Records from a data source
_ _ _ _

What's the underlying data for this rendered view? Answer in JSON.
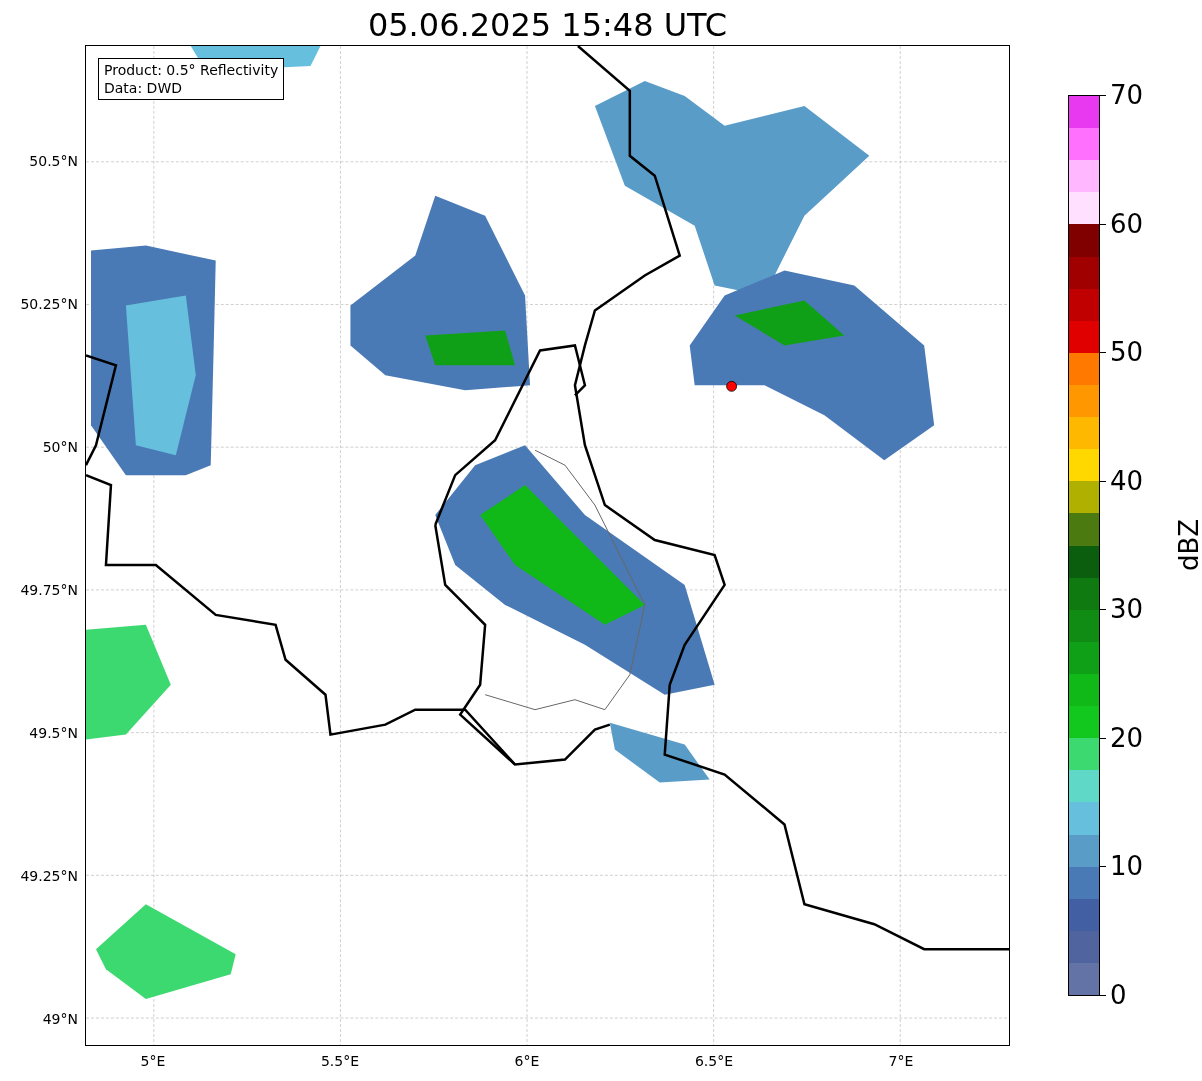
{
  "title": "05.06.2025 15:48 UTC",
  "info_box": [
    "Product: 0.5° Reflectivity",
    "Data: DWD"
  ],
  "map": {
    "x_ticks": [
      "5°E",
      "5.5°E",
      "6°E",
      "6.5°E",
      "7°E"
    ],
    "y_ticks": [
      "50.5°N",
      "50.25°N",
      "50°N",
      "49.75°N",
      "49.5°N",
      "49.25°N",
      "49°N"
    ]
  },
  "colorbar": {
    "label": "dBZ",
    "ticks": [
      "70",
      "60",
      "50",
      "40",
      "30",
      "20",
      "10",
      "0"
    ],
    "segments": [
      {
        "color": "#e838f0"
      },
      {
        "color": "#ff70ff"
      },
      {
        "color": "#ffb8ff"
      },
      {
        "color": "#ffe0ff"
      },
      {
        "color": "#800000"
      },
      {
        "color": "#a00000"
      },
      {
        "color": "#c00000"
      },
      {
        "color": "#e00000"
      },
      {
        "color": "#ff7800"
      },
      {
        "color": "#ff9800"
      },
      {
        "color": "#ffb800"
      },
      {
        "color": "#ffd800"
      },
      {
        "color": "#b0b000"
      },
      {
        "color": "#4a7a10"
      },
      {
        "color": "#0a5e0e"
      },
      {
        "color": "#0f7a10"
      },
      {
        "color": "#108c14"
      },
      {
        "color": "#10a018"
      },
      {
        "color": "#10b818"
      },
      {
        "color": "#12c81f"
      },
      {
        "color": "#3cd870"
      },
      {
        "color": "#60d8c8"
      },
      {
        "color": "#66c0dd"
      },
      {
        "color": "#5a9cc8"
      },
      {
        "color": "#4a7ab5"
      },
      {
        "color": "#435fa3"
      },
      {
        "color": "#5064a0"
      },
      {
        "color": "#6373a5"
      }
    ]
  }
}
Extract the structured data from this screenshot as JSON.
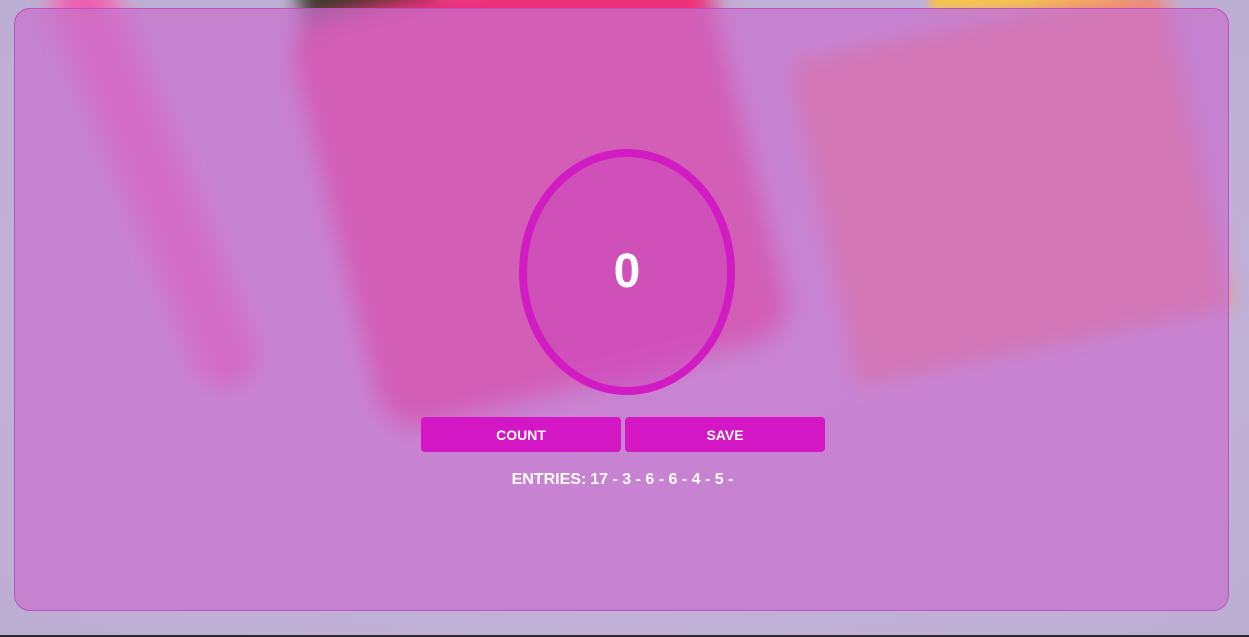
{
  "counter": {
    "value": "0"
  },
  "buttons": {
    "count_label": "COUNT",
    "save_label": "SAVE"
  },
  "entries": {
    "label": "ENTRIES:",
    "values": "17 - 3 - 6 - 6 - 4 - 5 -"
  },
  "colors": {
    "accent": "#d417c4",
    "panel": "#c870cd",
    "text": "#ffffff"
  }
}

_ _ _ _

Search the entries for the string "JSON" and collect each line that has it.

What's the underlying data for this rendered view? Answer in JSON.
Extract the structured data from this screenshot as JSON.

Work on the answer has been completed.